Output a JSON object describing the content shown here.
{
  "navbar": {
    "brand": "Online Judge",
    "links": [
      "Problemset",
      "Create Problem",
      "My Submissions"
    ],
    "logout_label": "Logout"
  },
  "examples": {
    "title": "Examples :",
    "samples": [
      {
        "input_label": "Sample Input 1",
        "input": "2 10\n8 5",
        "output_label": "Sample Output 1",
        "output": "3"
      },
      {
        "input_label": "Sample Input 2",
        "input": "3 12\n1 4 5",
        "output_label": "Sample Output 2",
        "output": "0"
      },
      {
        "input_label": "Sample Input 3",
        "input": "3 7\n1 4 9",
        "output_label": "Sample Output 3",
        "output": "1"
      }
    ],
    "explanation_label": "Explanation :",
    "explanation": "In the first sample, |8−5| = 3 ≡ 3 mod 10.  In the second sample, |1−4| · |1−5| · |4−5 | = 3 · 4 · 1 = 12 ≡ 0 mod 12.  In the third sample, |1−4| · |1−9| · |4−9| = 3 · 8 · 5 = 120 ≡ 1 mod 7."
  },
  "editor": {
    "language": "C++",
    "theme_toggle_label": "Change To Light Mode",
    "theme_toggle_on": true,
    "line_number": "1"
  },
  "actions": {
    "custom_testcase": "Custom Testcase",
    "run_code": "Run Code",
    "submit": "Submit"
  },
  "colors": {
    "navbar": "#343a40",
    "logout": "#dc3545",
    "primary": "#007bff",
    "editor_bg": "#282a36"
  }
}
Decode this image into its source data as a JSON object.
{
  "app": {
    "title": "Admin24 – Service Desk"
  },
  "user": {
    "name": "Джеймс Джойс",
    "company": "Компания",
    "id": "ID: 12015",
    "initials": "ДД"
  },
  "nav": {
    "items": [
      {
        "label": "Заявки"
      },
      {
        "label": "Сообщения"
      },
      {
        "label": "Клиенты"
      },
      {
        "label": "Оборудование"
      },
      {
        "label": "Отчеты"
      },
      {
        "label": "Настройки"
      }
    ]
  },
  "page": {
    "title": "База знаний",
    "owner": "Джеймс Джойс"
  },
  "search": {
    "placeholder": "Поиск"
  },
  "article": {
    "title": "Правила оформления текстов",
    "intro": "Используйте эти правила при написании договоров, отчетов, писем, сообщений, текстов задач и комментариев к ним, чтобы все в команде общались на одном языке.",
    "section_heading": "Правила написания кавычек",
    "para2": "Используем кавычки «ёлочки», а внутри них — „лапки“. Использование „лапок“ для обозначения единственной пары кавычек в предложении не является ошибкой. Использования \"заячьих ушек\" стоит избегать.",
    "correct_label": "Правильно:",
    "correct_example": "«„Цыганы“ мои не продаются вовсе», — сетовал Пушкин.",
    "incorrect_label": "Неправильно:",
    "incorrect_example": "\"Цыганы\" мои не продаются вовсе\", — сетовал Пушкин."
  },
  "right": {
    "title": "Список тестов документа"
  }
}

→ **AIM**:
Exact copies of all the records are required.

→ **CORRECT RESULT**:
Output a JSON object describing the content shown here.
{
  "navbar": {
    "brand": "Online Judge",
    "links": [
      "Problemset",
      "Create Problem",
      "My Submissions"
    ],
    "logout_label": "Logout"
  },
  "examples": {
    "title": "Examples :",
    "samples": [
      {
        "input_label": "Sample Input 1",
        "input": "2 10\n8 5",
        "output_label": "Sample Output 1",
        "output": "3"
      },
      {
        "input_label": "Sample Input 2",
        "input": "3 12\n1 4 5",
        "output_label": "Sample Output 2",
        "output": "0"
      },
      {
        "input_label": "Sample Input 3",
        "input": "3 7\n1 4 9",
        "output_label": "Sample Output 3",
        "output": "1"
      }
    ],
    "explanation_label": "Explanation :",
    "explanation": "In the first sample, |8−5| = 3 ≡ 3 mod 10.  In the second sample, |1−4| · |1−5| · |4−5 | = 3 · 4 · 1 = 12 ≡ 0 mod 12.  In the third sample, |1−4| · |1−9| · |4−9| = 3 · 8 · 5 = 120 ≡ 1 mod 7."
  },
  "editor": {
    "language": "C++",
    "theme_toggle_label": "Change To Light Mode",
    "theme_toggle_on": true,
    "line_number": "1"
  },
  "actions": {
    "custom_testcase": "Custom Testcase",
    "run_code": "Run Code",
    "submit": "Submit"
  },
  "colors": {
    "navbar": "#343a40",
    "logout": "#dc3545",
    "primary": "#007bff",
    "editor_bg": "#282a36"
  }
}
Decode this image into its source data as a JSON object.
{
  "app": {
    "title": "Admin24 – Service Desk"
  },
  "user": {
    "name": "Джеймс Джойс",
    "company": "Компания",
    "id": "ID: 12015",
    "initials": "ДД"
  },
  "nav": {
    "items": [
      {
        "label": "Заявки"
      },
      {
        "label": "Сообщения"
      },
      {
        "label": "Клиенты"
      },
      {
        "label": "Оборудование"
      },
      {
        "label": "Отчеты"
      },
      {
        "label": "Настройки"
      }
    ]
  },
  "page": {
    "title": "База знаний",
    "owner": "Джеймс Джойс"
  },
  "search": {
    "placeholder": "Поиск"
  },
  "article": {
    "title": "Правила оформления текстов",
    "intro": "Используйте эти правила при написании договоров, отчетов, писем, сообщений, текстов задач и комментариев к ним, чтобы все в команде общались на одном языке.",
    "section_heading": "Правила написания кавычек",
    "para2": "Используем кавычки «ёлочки», а внутри них — „лапки“. Использование „лапок“ для обозначения единственной пары кавычек в предложении не является ошибкой. Использования \"заячьих ушек\" стоит избегать.",
    "correct_label": "Правильно:",
    "correct_example": "«„Цыганы“ мои не продаются вовсе», — сетовал Пушкин.",
    "incorrect_label": "Неправильно:",
    "incorrect_example": "\"Цыганы\" мои не продаются вовсе\", — сетовал Пушкин."
  },
  "right": {
    "title": "Список тестов документа"
  }
}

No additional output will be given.